**WHAT THE TASK ASKS**
Give back the full listing verbatim, apart from its images.

**DATA**
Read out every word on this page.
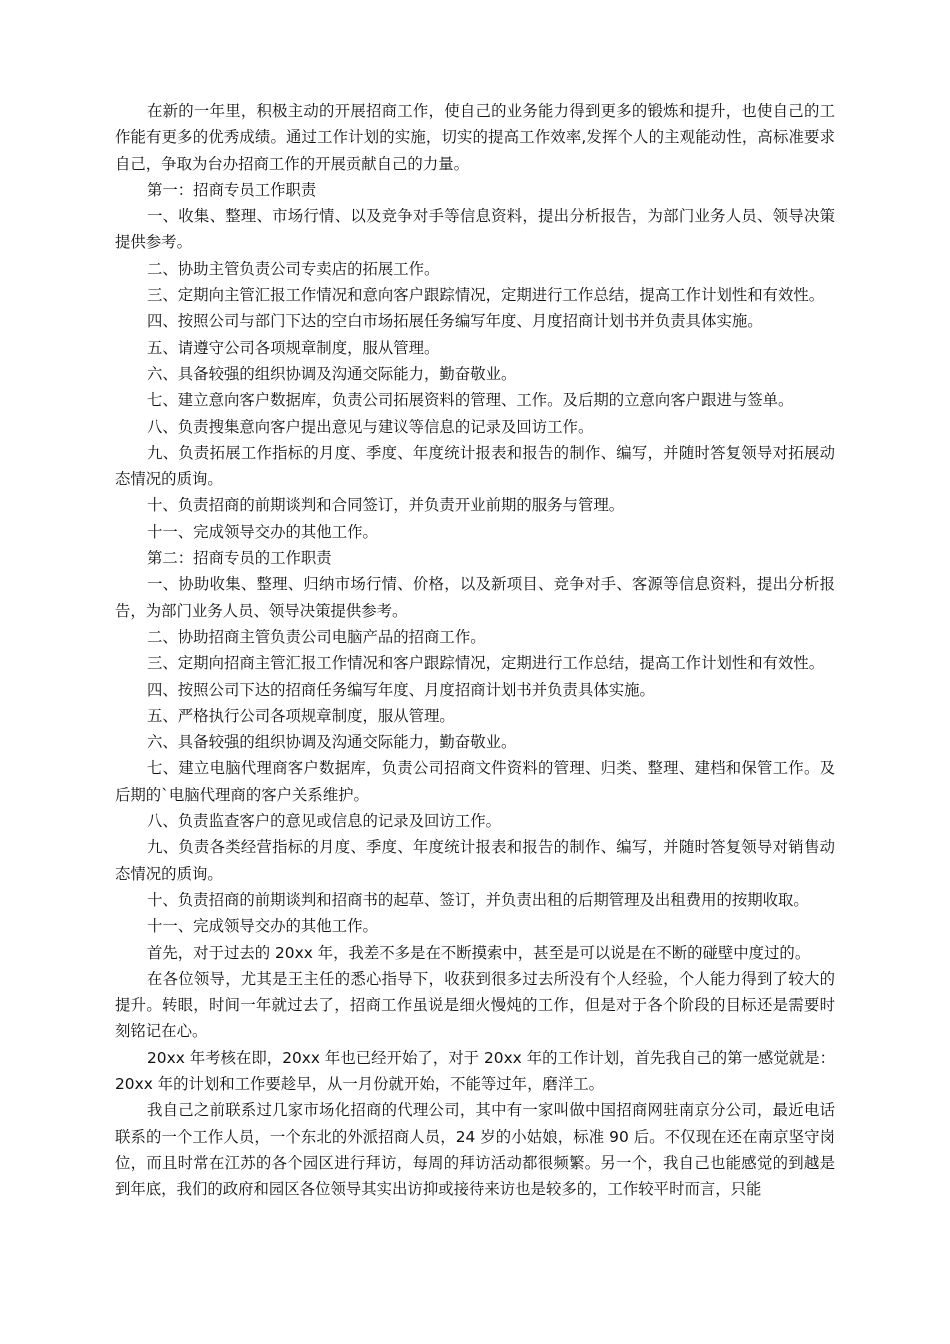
在新的一年里，积极主动的开展招商工作，使自己的业务能力得到更多的锻炼和提升，也使自己的工作能有更多的优秀成绩。通过工作计划的实施，切实的提高工作效率,发挥个人的主观能动性，高标准要求自己，争取为台办招商工作的开展贡献自己的力量。

第一：招商专员工作职责

一、收集、整理、市场行情、以及竞争对手等信息资料，提出分析报告，为部门业务人员、领导决策提供参考。

二、协助主管负责公司专卖店的拓展工作。

三、定期向主管汇报工作情况和意向客户跟踪情况，定期进行工作总结，提高工作计划性和有效性。

四、按照公司与部门下达的空白市场拓展任务编写年度、月度招商计划书并负责具体实施。

五、请遵守公司各项规章制度，服从管理。

六、具备较强的组织协调及沟通交际能力，勤奋敬业。

七、建立意向客户数据库，负责公司拓展资料的管理、工作。及后期的立意向客户跟进与签单。

八、负责搜集意向客户提出意见与建议等信息的记录及回访工作。

九、负责拓展工作指标的月度、季度、年度统计报表和报告的制作、编写，并随时答复领导对拓展动态情况的质询。

十、负责招商的前期谈判和合同签订，并负责开业前期的服务与管理。

十一、完成领导交办的其他工作。

第二：招商专员的工作职责

一、协助收集、整理、归纳市场行情、价格，以及新项目、竞争对手、客源等信息资料，提出分析报告，为部门业务人员、领导决策提供参考。

二、协助招商主管负责公司电脑产品的招商工作。

三、定期向招商主管汇报工作情况和客户跟踪情况，定期进行工作总结，提高工作计划性和有效性。

四、按照公司下达的招商任务编写年度、月度招商计划书并负责具体实施。

五、严格执行公司各项规章制度，服从管理。

六、具备较强的组织协调及沟通交际能力，勤奋敬业。

七、建立电脑代理商客户数据库，负责公司招商文件资料的管理、归类、整理、建档和保管工作。及后期的`电脑代理商的客户关系维护。

八、负责监查客户的意见或信息的记录及回访工作。

九、负责各类经营指标的月度、季度、年度统计报表和报告的制作、编写，并随时答复领导对销售动态情况的质询。

十、负责招商的前期谈判和招商书的起草、签订，并负责出租的后期管理及出租费用的按期收取。

十一、完成领导交办的其他工作。

首先，对于过去的 20xx 年，我差不多是在不断摸索中，甚至是可以说是在不断的碰壁中度过的。

在各位领导，尤其是王主任的悉心指导下，收获到很多过去所没有个人经验，个人能力得到了较大的提升。转眼，时间一年就过去了，招商工作虽说是细火慢炖的工作，但是对于各个阶段的目标还是需要时刻铭记在心。

20xx 年考核在即，20xx 年也已经开始了，对于 20xx 年的工作计划，首先我自己的第一感觉就是：20xx 年的计划和工作要趁早，从一月份就开始，不能等过年，磨洋工。

我自己之前联系过几家市场化招商的代理公司，其中有一家叫做中国招商网驻南京分公司，最近电话联系的一个工作人员，一个东北的外派招商人员，24 岁的小姑娘，标准 90 后。不仅现在还在南京坚守岗位，而且时常在江苏的各个园区进行拜访，每周的拜访活动都很频繁。另一个，我自己也能感觉的到越是到年底，我们的政府和园区各位领导其实出访抑或接待来访也是较多的，工作较平时而言，只能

**RESULT OF THE TASK**
Read out every word on this page.
在新的一年里，积极主动的开展招商工作，使自己的业务能力得到更多的锻炼和提升，也使自己的工作能有更多的优秀成绩。通过工作计划的实施，切实的提高工作效率,发挥个人的主观能动性，高标准要求自己，争取为台办招商工作的开展贡献自己的力量。

第一：招商专员工作职责

一、收集、整理、市场行情、以及竞争对手等信息资料，提出分析报告，为部门业务人员、领导决策提供参考。

二、协助主管负责公司专卖店的拓展工作。

三、定期向主管汇报工作情况和意向客户跟踪情况，定期进行工作总结，提高工作计划性和有效性。

四、按照公司与部门下达的空白市场拓展任务编写年度、月度招商计划书并负责具体实施。

五、请遵守公司各项规章制度，服从管理。

六、具备较强的组织协调及沟通交际能力，勤奋敬业。

七、建立意向客户数据库，负责公司拓展资料的管理、工作。及后期的立意向客户跟进与签单。

八、负责搜集意向客户提出意见与建议等信息的记录及回访工作。

九、负责拓展工作指标的月度、季度、年度统计报表和报告的制作、编写，并随时答复领导对拓展动态情况的质询。

十、负责招商的前期谈判和合同签订，并负责开业前期的服务与管理。

十一、完成领导交办的其他工作。

第二：招商专员的工作职责

一、协助收集、整理、归纳市场行情、价格，以及新项目、竞争对手、客源等信息资料，提出分析报告，为部门业务人员、领导决策提供参考。

二、协助招商主管负责公司电脑产品的招商工作。

三、定期向招商主管汇报工作情况和客户跟踪情况，定期进行工作总结，提高工作计划性和有效性。

四、按照公司下达的招商任务编写年度、月度招商计划书并负责具体实施。

五、严格执行公司各项规章制度，服从管理。

六、具备较强的组织协调及沟通交际能力，勤奋敬业。

七、建立电脑代理商客户数据库，负责公司招商文件资料的管理、归类、整理、建档和保管工作。及后期的`电脑代理商的客户关系维护。

八、负责监查客户的意见或信息的记录及回访工作。

九、负责各类经营指标的月度、季度、年度统计报表和报告的制作、编写，并随时答复领导对销售动态情况的质询。

十、负责招商的前期谈判和招商书的起草、签订，并负责出租的后期管理及出租费用的按期收取。

十一、完成领导交办的其他工作。

首先，对于过去的 20xx 年，我差不多是在不断摸索中，甚至是可以说是在不断的碰壁中度过的。

在各位领导，尤其是王主任的悉心指导下，收获到很多过去所没有个人经验，个人能力得到了较大的提升。转眼，时间一年就过去了，招商工作虽说是细火慢炖的工作，但是对于各个阶段的目标还是需要时刻铭记在心。

20xx 年考核在即，20xx 年也已经开始了，对于 20xx 年的工作计划，首先我自己的第一感觉就是：20xx 年的计划和工作要趁早，从一月份就开始，不能等过年，磨洋工。

我自己之前联系过几家市场化招商的代理公司，其中有一家叫做中国招商网驻南京分公司，最近电话联系的一个工作人员，一个东北的外派招商人员，24 岁的小姑娘，标准 90 后。不仅现在还在南京坚守岗位，而且时常在江苏的各个园区进行拜访，每周的拜访活动都很频繁。另一个，我自己也能感觉的到越是到年底，我们的政府和园区各位领导其实出访抑或接待来访也是较多的，工作较平时而言，只能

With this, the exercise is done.